[Prompt]: Scan each line of the records for the word "Increased" and extract the ones that have it.

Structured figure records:
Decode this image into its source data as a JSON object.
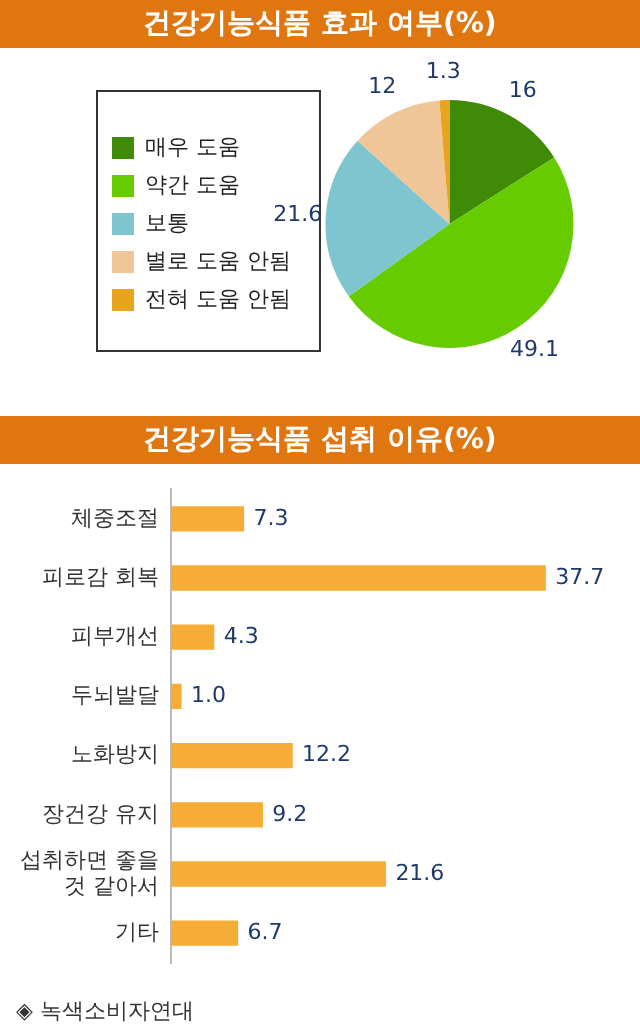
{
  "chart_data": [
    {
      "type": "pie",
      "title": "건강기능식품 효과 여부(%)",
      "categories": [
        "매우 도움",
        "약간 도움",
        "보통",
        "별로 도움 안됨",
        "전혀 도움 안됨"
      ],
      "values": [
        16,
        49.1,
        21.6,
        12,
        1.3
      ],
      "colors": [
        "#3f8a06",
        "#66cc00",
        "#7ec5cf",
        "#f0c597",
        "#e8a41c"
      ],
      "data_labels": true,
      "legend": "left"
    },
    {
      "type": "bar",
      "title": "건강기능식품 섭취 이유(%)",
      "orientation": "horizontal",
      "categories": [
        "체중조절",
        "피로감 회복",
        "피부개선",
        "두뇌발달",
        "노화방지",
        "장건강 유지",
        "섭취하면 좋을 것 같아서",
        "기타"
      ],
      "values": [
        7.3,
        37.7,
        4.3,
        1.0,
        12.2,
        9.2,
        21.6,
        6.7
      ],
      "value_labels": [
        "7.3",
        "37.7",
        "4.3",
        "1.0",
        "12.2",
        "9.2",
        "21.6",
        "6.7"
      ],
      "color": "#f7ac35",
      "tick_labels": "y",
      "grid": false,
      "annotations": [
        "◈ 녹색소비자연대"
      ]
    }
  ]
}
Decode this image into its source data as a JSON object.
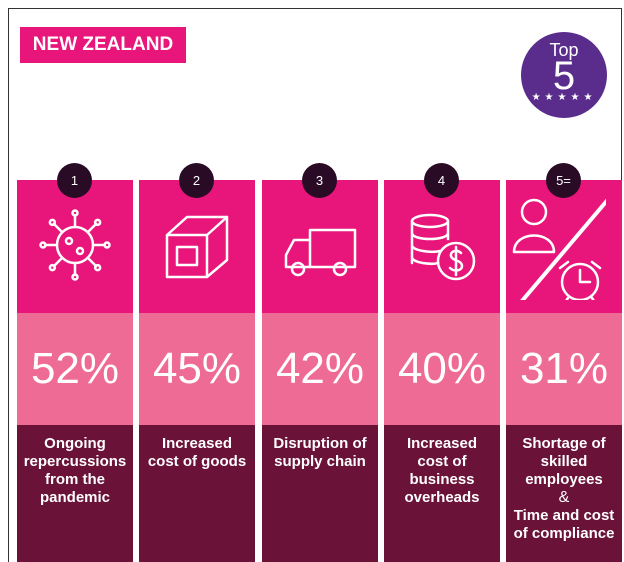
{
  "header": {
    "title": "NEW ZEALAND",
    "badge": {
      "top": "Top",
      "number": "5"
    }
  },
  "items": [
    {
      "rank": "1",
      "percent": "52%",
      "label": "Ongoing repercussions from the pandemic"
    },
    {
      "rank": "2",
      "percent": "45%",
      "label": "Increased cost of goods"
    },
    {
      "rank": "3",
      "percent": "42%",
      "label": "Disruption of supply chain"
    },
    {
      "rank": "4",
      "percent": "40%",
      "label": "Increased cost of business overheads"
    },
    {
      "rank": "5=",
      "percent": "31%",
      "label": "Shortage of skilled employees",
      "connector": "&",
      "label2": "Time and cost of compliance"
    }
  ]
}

[Problem solution]:
      "label": "Increased cost of goods"
      "label": "Increased cost of business overheads"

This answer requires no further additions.